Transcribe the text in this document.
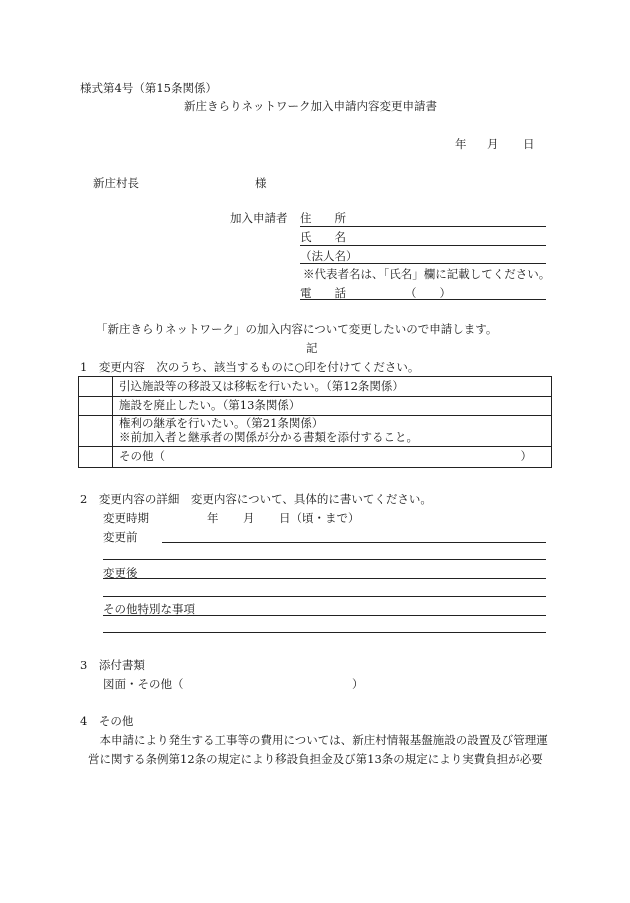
様式第4号（第15条関係）
新庄きらりネットワーク加入申請内容変更申請書
年 月 日
新庄村長	様
加入申請者 住　　所
氏　　名
（法人名）
※代表者名は、「氏名」欄に記載してください。
電　　話	（　　）
「新庄きらりネットワーク」の加入内容について変更したいので申請します。
記
1　変更内容　次のうち、該当するものに○印を付けてください。
	引込施設等の移設又は移転を行いたい。（第12条関係）
	施設を廃止したい。（第13条関係）

	権利の継承を行いたい。（第21条関係）
※前加入者と継承者の関係が分かる書類を添付すること。

	その他（ ）
2　変更内容の詳細　変更内容について、具体的に書いてください。
変更時期	年 月 日（頃・まで）
変更前
変更後
その他特別な事項
3　添付書類
図面・その他（	）
4　その他
　本申請により発生する工事等の費用については、新庄村情報基盤施設の設置及び管理運営に関する条例第12条の規定により移設負担金及び第13条の規定により実費負担が必要
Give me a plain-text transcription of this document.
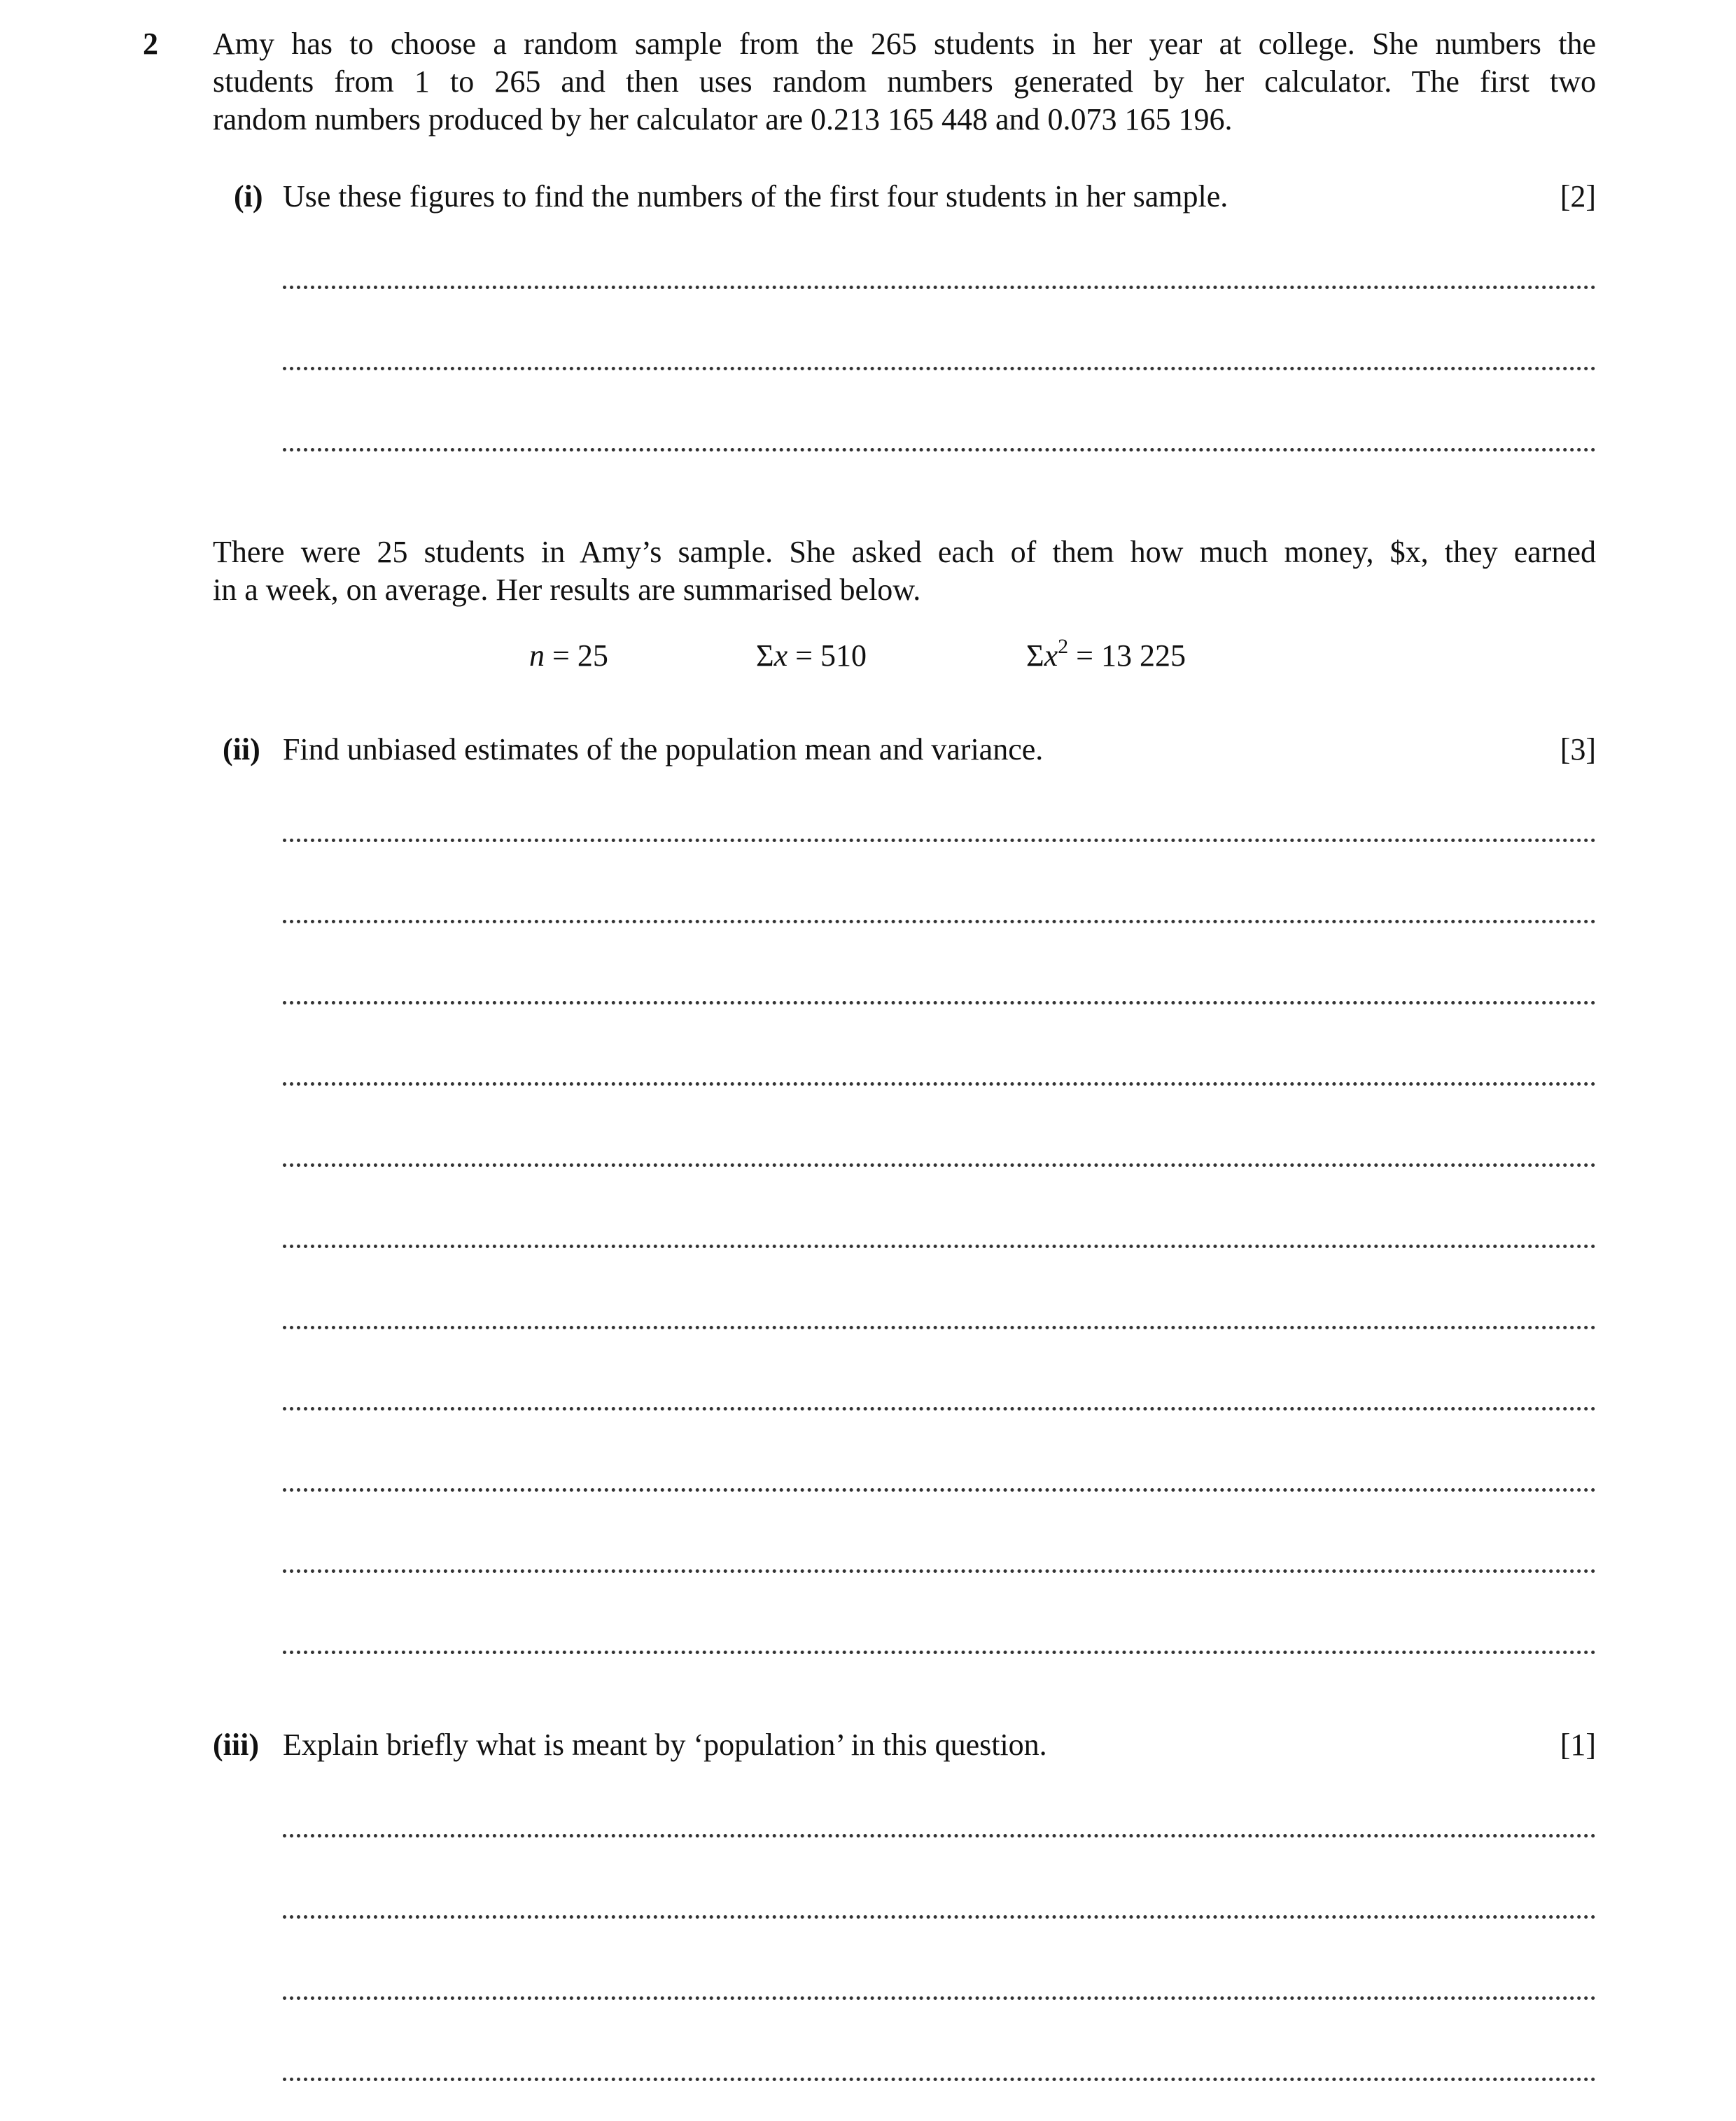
2 Amy has to choose a random sample from the 265 students in her year at college. She numbers the
students from 1 to 265 and then uses random numbers generated by her calculator. The first two
random numbers produced by her calculator are 0.213 165 448 and 0.073 165 196.
(i) Use these figures to find the numbers of the first four students in her sample.	[2]
There were 25 students in Amy’s sample. She asked each of them how much money, $x, they earned
in a week, on average. Her results are summarised below.
n = 25	Σx = 510	$\Sigma x^2 = 13$ 225
(ii) Find unbiased estimates of the population mean and variance.	[3]
(iii) Explain briefly what is meant by ‘population’ in this question.	[1]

++++++++

EXERCISE GOAL: Transcribe every record above exactly, leaving out the pictures.

EXPECTED ANSWER:
Transcribe the text in this document.
様式第4号（第15条関係）
新庄きらりネットワーク加入申請内容変更申請書
年 月 日
新庄村長	様
加入申請者 住　　所
氏　　名
（法人名）
※代表者名は、「氏名」欄に記載してください。
電　　話	（　　）
「新庄きらりネットワーク」の加入内容について変更したいので申請します。
記
1　変更内容　次のうち、該当するものに○印を付けてください。
	引込施設等の移設又は移転を行いたい。（第12条関係）
	施設を廃止したい。（第13条関係）

	権利の継承を行いたい。（第21条関係）
※前加入者と継承者の関係が分かる書類を添付すること。

	その他（ ）
2　変更内容の詳細　変更内容について、具体的に書いてください。
変更時期	年 月 日（頃・まで）
変更前
変更後
その他特別な事項
3　添付書類
図面・その他（	）
4　その他
　本申請により発生する工事等の費用については、新庄村情報基盤施設の設置及び管理運営に関する条例第12条の規定により移設負担金及び第13条の規定により実費負担が必要
Give me a plain-text transcription of this document.
2 Amy has to choose a random sample from the 265 students in her year at college. She numbers the
students from 1 to 265 and then uses random numbers generated by her calculator. The first two
random numbers produced by her calculator are 0.213 165 448 and 0.073 165 196.
(i) Use these figures to find the numbers of the first four students in her sample.	[2]
There were 25 students in Amy’s sample. She asked each of them how much money, $x, they earned
in a week, on average. Her results are summarised below.
n = 25	Σx = 510	$\Sigma x^2 = 13$ 225
(ii) Find unbiased estimates of the population mean and variance.	[3]
(iii) Explain briefly what is meant by ‘population’ in this question.	[1]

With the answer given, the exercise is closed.